TASK DESCRIPTION: Write out all of the data without omission, exactly as shown.

****************

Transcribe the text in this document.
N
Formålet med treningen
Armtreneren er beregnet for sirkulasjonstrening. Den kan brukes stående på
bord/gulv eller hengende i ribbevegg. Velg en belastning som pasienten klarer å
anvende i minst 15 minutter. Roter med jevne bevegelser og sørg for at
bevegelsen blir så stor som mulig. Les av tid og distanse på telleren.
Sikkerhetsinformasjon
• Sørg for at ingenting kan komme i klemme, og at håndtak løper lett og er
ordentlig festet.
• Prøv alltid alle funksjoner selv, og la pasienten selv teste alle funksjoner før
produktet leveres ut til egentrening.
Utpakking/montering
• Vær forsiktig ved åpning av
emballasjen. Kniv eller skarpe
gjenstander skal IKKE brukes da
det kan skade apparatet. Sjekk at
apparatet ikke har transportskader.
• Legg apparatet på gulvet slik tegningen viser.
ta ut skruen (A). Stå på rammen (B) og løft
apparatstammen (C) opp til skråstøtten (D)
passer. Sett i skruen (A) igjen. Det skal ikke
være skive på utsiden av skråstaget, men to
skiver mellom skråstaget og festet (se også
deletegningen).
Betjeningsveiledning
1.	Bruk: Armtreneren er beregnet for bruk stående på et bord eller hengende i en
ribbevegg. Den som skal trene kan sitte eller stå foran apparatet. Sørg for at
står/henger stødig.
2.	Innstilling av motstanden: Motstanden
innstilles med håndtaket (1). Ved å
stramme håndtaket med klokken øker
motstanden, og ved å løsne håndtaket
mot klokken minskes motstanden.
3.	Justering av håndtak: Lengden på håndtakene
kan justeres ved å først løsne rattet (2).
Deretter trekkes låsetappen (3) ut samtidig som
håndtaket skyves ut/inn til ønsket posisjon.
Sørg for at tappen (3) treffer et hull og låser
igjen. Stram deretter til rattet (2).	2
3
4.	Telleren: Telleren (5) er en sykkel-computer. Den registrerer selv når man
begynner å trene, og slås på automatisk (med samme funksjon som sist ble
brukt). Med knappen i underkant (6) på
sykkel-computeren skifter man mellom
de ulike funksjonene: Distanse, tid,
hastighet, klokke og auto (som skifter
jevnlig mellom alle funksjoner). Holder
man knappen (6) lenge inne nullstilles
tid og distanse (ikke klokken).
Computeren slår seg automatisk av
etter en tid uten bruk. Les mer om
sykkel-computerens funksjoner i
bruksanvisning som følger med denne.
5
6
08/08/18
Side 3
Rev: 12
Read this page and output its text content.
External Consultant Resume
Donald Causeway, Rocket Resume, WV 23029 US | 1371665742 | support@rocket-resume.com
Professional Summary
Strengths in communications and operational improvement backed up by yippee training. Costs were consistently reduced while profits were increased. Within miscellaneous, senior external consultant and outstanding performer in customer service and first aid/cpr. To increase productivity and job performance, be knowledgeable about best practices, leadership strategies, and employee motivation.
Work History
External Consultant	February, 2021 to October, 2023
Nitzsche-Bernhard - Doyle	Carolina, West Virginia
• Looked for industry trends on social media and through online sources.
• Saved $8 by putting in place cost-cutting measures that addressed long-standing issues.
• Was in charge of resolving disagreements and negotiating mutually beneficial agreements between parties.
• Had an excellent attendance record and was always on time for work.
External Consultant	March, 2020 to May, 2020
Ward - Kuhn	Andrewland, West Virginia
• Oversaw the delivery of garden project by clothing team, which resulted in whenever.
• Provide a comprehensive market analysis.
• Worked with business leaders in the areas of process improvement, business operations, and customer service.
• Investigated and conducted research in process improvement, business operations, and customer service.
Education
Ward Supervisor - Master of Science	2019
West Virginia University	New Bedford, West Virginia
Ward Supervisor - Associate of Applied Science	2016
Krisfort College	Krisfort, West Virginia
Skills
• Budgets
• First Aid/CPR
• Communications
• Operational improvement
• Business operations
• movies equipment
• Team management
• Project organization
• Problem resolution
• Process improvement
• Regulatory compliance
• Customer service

****************

ANSWER:
Transcribe the text in this document.
N
Formålet med treningen
Armtreneren er beregnet for sirkulasjonstrening. Den kan brukes stående på
bord/gulv eller hengende i ribbevegg. Velg en belastning som pasienten klarer å
anvende i minst 15 minutter. Roter med jevne bevegelser og sørg for at
bevegelsen blir så stor som mulig. Les av tid og distanse på telleren.
Sikkerhetsinformasjon
• Sørg for at ingenting kan komme i klemme, og at håndtak løper lett og er
ordentlig festet.
• Prøv alltid alle funksjoner selv, og la pasienten selv teste alle funksjoner før
produktet leveres ut til egentrening.
Utpakking/montering
• Vær forsiktig ved åpning av
emballasjen. Kniv eller skarpe
gjenstander skal IKKE brukes da
det kan skade apparatet. Sjekk at
apparatet ikke har transportskader.
• Legg apparatet på gulvet slik tegningen viser.
ta ut skruen (A). Stå på rammen (B) og løft
apparatstammen (C) opp til skråstøtten (D)
passer. Sett i skruen (A) igjen. Det skal ikke
være skive på utsiden av skråstaget, men to
skiver mellom skråstaget og festet (se også
deletegningen).
Betjeningsveiledning
1.	Bruk: Armtreneren er beregnet for bruk stående på et bord eller hengende i en
ribbevegg. Den som skal trene kan sitte eller stå foran apparatet. Sørg for at
står/henger stødig.
2.	Innstilling av motstanden: Motstanden
innstilles med håndtaket (1). Ved å
stramme håndtaket med klokken øker
motstanden, og ved å løsne håndtaket
mot klokken minskes motstanden.
3.	Justering av håndtak: Lengden på håndtakene
kan justeres ved å først løsne rattet (2).
Deretter trekkes låsetappen (3) ut samtidig som
håndtaket skyves ut/inn til ønsket posisjon.
Sørg for at tappen (3) treffer et hull og låser
igjen. Stram deretter til rattet (2).	2
3
4.	Telleren: Telleren (5) er en sykkel-computer. Den registrerer selv når man
begynner å trene, og slås på automatisk (med samme funksjon som sist ble
brukt). Med knappen i underkant (6) på
sykkel-computeren skifter man mellom
de ulike funksjonene: Distanse, tid,
hastighet, klokke og auto (som skifter
jevnlig mellom alle funksjoner). Holder
man knappen (6) lenge inne nullstilles
tid og distanse (ikke klokken).
Computeren slår seg automatisk av
etter en tid uten bruk. Les mer om
sykkel-computerens funksjoner i
bruksanvisning som følger med denne.
5
6
08/08/18
Side 3
Rev: 12
Read this page and output its text content.
External Consultant Resume
Donald Causeway, Rocket Resume, WV 23029 US | 1371665742 | support@rocket-resume.com
Professional Summary
Strengths in communications and operational improvement backed up by yippee training. Costs were consistently reduced while profits were increased. Within miscellaneous, senior external consultant and outstanding performer in customer service and first aid/cpr. To increase productivity and job performance, be knowledgeable about best practices, leadership strategies, and employee motivation.
Work History
External Consultant	February, 2021 to October, 2023
Nitzsche-Bernhard - Doyle	Carolina, West Virginia
• Looked for industry trends on social media and through online sources.
• Saved $8 by putting in place cost-cutting measures that addressed long-standing issues.
• Was in charge of resolving disagreements and negotiating mutually beneficial agreements between parties.
• Had an excellent attendance record and was always on time for work.
External Consultant	March, 2020 to May, 2020
Ward - Kuhn	Andrewland, West Virginia
• Oversaw the delivery of garden project by clothing team, which resulted in whenever.
• Provide a comprehensive market analysis.
• Worked with business leaders in the areas of process improvement, business operations, and customer service.
• Investigated and conducted research in process improvement, business operations, and customer service.
Education
Ward Supervisor - Master of Science	2019
West Virginia University	New Bedford, West Virginia
Ward Supervisor - Associate of Applied Science	2016
Krisfort College	Krisfort, West Virginia
Skills
• Budgets
• First Aid/CPR
• Communications
• Operational improvement
• Business operations
• movies equipment
• Team management
• Project organization
• Problem resolution
• Process improvement
• Regulatory compliance
• Customer service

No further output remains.